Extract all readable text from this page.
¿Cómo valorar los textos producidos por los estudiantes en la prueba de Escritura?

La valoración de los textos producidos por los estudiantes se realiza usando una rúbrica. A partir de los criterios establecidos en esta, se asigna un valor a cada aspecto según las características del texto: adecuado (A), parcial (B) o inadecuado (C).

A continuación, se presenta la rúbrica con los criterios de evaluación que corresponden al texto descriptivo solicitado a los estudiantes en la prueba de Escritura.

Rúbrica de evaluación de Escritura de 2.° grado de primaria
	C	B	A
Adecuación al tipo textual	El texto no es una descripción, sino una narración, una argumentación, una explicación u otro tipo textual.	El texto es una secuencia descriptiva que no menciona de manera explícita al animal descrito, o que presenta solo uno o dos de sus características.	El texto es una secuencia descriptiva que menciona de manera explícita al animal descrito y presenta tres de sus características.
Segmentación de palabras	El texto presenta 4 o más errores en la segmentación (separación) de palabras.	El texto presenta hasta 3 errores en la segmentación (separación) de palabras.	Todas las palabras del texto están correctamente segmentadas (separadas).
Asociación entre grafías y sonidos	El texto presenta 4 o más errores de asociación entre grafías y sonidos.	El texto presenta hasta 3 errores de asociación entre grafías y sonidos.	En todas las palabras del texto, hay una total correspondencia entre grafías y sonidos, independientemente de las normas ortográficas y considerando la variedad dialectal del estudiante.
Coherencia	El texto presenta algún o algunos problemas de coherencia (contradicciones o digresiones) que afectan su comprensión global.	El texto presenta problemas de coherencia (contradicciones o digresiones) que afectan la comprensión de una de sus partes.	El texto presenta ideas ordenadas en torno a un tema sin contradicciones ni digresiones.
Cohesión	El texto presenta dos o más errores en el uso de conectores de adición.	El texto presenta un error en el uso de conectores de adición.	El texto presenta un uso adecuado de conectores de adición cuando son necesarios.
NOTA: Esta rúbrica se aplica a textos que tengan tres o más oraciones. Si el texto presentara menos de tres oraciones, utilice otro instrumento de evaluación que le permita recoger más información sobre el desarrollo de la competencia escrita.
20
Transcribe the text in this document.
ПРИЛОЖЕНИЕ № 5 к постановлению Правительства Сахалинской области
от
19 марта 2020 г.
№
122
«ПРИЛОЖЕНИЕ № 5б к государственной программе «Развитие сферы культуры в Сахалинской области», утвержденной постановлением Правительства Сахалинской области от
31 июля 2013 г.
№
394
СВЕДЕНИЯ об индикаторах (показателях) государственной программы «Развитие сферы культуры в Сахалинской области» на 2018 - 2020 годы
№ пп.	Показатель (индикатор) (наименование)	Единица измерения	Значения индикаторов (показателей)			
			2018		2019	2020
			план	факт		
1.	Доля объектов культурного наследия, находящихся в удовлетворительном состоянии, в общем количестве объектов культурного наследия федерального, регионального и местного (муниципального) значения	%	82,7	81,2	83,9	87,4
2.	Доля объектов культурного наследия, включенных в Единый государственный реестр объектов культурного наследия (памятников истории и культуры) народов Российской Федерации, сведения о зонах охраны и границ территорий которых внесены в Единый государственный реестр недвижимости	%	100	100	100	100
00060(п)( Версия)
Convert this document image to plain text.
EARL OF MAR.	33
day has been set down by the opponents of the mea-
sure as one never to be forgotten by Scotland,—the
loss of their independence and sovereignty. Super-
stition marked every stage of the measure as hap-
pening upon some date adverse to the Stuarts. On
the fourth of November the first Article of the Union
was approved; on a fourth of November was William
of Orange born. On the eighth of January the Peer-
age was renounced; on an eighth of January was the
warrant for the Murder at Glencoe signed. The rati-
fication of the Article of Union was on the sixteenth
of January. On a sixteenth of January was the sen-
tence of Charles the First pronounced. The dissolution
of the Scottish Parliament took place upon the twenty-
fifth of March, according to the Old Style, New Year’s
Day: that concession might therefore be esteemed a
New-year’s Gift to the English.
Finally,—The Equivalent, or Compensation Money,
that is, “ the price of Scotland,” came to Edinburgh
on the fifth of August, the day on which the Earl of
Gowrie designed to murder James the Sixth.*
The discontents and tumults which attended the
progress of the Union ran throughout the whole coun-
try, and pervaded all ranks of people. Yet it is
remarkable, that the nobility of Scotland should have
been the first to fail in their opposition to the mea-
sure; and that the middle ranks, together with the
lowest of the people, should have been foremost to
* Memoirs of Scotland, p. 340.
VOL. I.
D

**Exercise directions**
Copy down the whole of the data above, matching it exactly.

**Answer to this task**
Extract all readable text from this page.
¿Cómo valorar los textos producidos por los estudiantes en la prueba de Escritura?

La valoración de los textos producidos por los estudiantes se realiza usando una rúbrica. A partir de los criterios establecidos en esta, se asigna un valor a cada aspecto según las características del texto: adecuado (A), parcial (B) o inadecuado (C).

A continuación, se presenta la rúbrica con los criterios de evaluación que corresponden al texto descriptivo solicitado a los estudiantes en la prueba de Escritura.

Rúbrica de evaluación de Escritura de 2.° grado de primaria
	C	B	A
Adecuación al tipo textual	El texto no es una descripción, sino una narración, una argumentación, una explicación u otro tipo textual.	El texto es una secuencia descriptiva que no menciona de manera explícita al animal descrito, o que presenta solo uno o dos de sus características.	El texto es una secuencia descriptiva que menciona de manera explícita al animal descrito y presenta tres de sus características.
Segmentación de palabras	El texto presenta 4 o más errores en la segmentación (separación) de palabras.	El texto presenta hasta 3 errores en la segmentación (separación) de palabras.	Todas las palabras del texto están correctamente segmentadas (separadas).
Asociación entre grafías y sonidos	El texto presenta 4 o más errores de asociación entre grafías y sonidos.	El texto presenta hasta 3 errores de asociación entre grafías y sonidos.	En todas las palabras del texto, hay una total correspondencia entre grafías y sonidos, independientemente de las normas ortográficas y considerando la variedad dialectal del estudiante.
Coherencia	El texto presenta algún o algunos problemas de coherencia (contradicciones o digresiones) que afectan su comprensión global.	El texto presenta problemas de coherencia (contradicciones o digresiones) que afectan la comprensión de una de sus partes.	El texto presenta ideas ordenadas en torno a un tema sin contradicciones ni digresiones.
Cohesión	El texto presenta dos o más errores en el uso de conectores de adición.	El texto presenta un error en el uso de conectores de adición.	El texto presenta un uso adecuado de conectores de adición cuando son necesarios.
NOTA: Esta rúbrica se aplica a textos que tengan tres o más oraciones. Si el texto presentara menos de tres oraciones, utilice otro instrumento de evaluación que le permita recoger más información sobre el desarrollo de la competencia escrita.
20
Transcribe the text in this document.
ПРИЛОЖЕНИЕ № 5 к постановлению Правительства Сахалинской области
от
19 марта 2020 г.
№
122
«ПРИЛОЖЕНИЕ № 5б к государственной программе «Развитие сферы культуры в Сахалинской области», утвержденной постановлением Правительства Сахалинской области от
31 июля 2013 г.
№
394
СВЕДЕНИЯ об индикаторах (показателях) государственной программы «Развитие сферы культуры в Сахалинской области» на 2018 - 2020 годы
№ пп.	Показатель (индикатор) (наименование)	Единица измерения	Значения индикаторов (показателей)			
			2018		2019	2020
			план	факт		
1.	Доля объектов культурного наследия, находящихся в удовлетворительном состоянии, в общем количестве объектов культурного наследия федерального, регионального и местного (муниципального) значения	%	82,7	81,2	83,9	87,4
2.	Доля объектов культурного наследия, включенных в Единый государственный реестр объектов культурного наследия (памятников истории и культуры) народов Российской Федерации, сведения о зонах охраны и границ территорий которых внесены в Единый государственный реестр недвижимости	%	100	100	100	100
00060(п)( Версия)
Convert this document image to plain text.
EARL OF MAR.	33
day has been set down by the opponents of the mea-
sure as one never to be forgotten by Scotland,—the
loss of their independence and sovereignty. Super-
stition marked every stage of the measure as hap-
pening upon some date adverse to the Stuarts. On
the fourth of November the first Article of the Union
was approved; on a fourth of November was William
of Orange born. On the eighth of January the Peer-
age was renounced; on an eighth of January was the
warrant for the Murder at Glencoe signed. The rati-
fication of the Article of Union was on the sixteenth
of January. On a sixteenth of January was the sen-
tence of Charles the First pronounced. The dissolution
of the Scottish Parliament took place upon the twenty-
fifth of March, according to the Old Style, New Year’s
Day: that concession might therefore be esteemed a
New-year’s Gift to the English.
Finally,—The Equivalent, or Compensation Money,
that is, “ the price of Scotland,” came to Edinburgh
on the fifth of August, the day on which the Earl of
Gowrie designed to murder James the Sixth.*
The discontents and tumults which attended the
progress of the Union ran throughout the whole coun-
try, and pervaded all ranks of people. Yet it is
remarkable, that the nobility of Scotland should have
been the first to fail in their opposition to the mea-
sure; and that the middle ranks, together with the
lowest of the people, should have been foremost to
* Memoirs of Scotland, p. 340.
VOL. I.
D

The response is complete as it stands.